— Work to complete —
Could you write out every record below exactly, leaving out any pictures?

— Data to process —
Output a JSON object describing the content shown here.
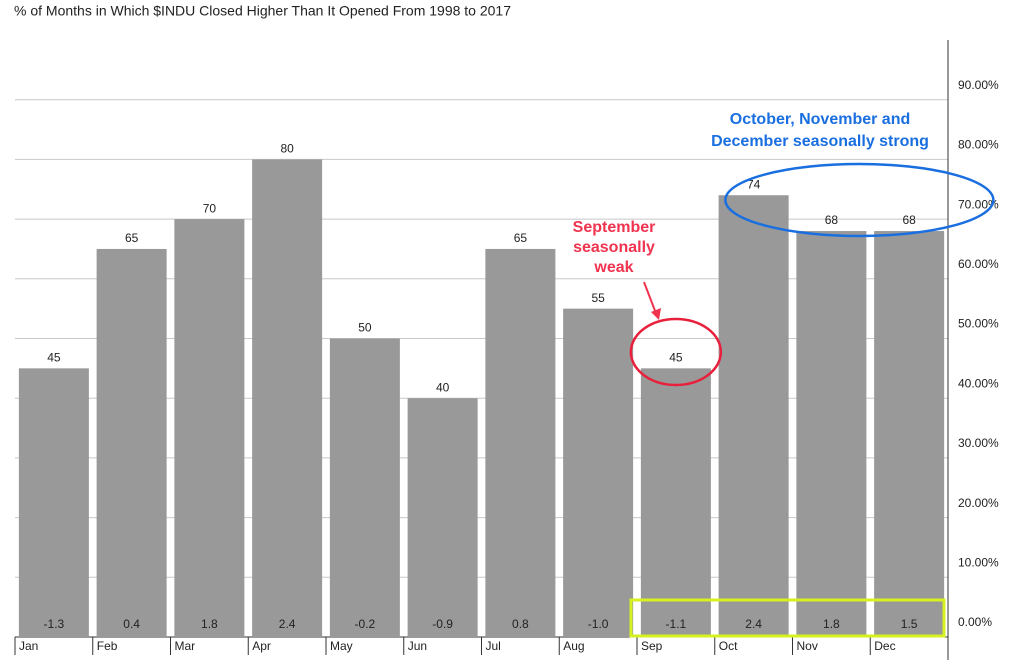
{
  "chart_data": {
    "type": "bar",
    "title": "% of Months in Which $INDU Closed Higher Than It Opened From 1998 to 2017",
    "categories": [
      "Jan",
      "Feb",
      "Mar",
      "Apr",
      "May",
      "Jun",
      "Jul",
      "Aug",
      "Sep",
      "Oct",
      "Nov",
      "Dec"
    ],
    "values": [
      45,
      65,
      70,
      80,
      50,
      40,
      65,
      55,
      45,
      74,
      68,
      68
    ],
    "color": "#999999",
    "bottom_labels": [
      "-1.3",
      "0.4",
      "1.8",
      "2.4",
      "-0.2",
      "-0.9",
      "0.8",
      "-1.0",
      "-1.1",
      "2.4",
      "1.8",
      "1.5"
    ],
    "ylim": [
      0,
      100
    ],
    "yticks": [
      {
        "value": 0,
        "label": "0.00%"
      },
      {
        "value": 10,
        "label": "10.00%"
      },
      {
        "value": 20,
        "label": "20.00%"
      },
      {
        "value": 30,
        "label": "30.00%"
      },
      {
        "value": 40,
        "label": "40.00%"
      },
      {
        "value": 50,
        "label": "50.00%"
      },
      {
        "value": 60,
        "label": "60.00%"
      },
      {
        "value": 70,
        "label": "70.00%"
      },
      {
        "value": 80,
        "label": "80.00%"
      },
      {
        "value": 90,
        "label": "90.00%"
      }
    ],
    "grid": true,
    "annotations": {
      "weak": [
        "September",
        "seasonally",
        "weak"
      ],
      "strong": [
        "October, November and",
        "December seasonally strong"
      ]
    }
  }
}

— Answer to the exercise —
Output a JSON object describing the content shown here.
{
  "chart_data": {
    "type": "bar",
    "title": "% of Months in Which $INDU Closed Higher Than It Opened From 1998 to 2017",
    "categories": [
      "Jan",
      "Feb",
      "Mar",
      "Apr",
      "May",
      "Jun",
      "Jul",
      "Aug",
      "Sep",
      "Oct",
      "Nov",
      "Dec"
    ],
    "values": [
      45,
      65,
      70,
      80,
      50,
      40,
      65,
      55,
      45,
      74,
      68,
      68
    ],
    "color": "#999999",
    "bottom_labels": [
      "-1.3",
      "0.4",
      "1.8",
      "2.4",
      "-0.2",
      "-0.9",
      "0.8",
      "-1.0",
      "-1.1",
      "2.4",
      "1.8",
      "1.5"
    ],
    "ylim": [
      0,
      100
    ],
    "yticks": [
      {
        "value": 0,
        "label": "0.00%"
      },
      {
        "value": 10,
        "label": "10.00%"
      },
      {
        "value": 20,
        "label": "20.00%"
      },
      {
        "value": 30,
        "label": "30.00%"
      },
      {
        "value": 40,
        "label": "40.00%"
      },
      {
        "value": 50,
        "label": "50.00%"
      },
      {
        "value": 60,
        "label": "60.00%"
      },
      {
        "value": 70,
        "label": "70.00%"
      },
      {
        "value": 80,
        "label": "80.00%"
      },
      {
        "value": 90,
        "label": "90.00%"
      }
    ],
    "grid": true,
    "annotations": {
      "weak": [
        "September",
        "seasonally",
        "weak"
      ],
      "strong": [
        "October, November and",
        "December seasonally strong"
      ]
    }
  }
}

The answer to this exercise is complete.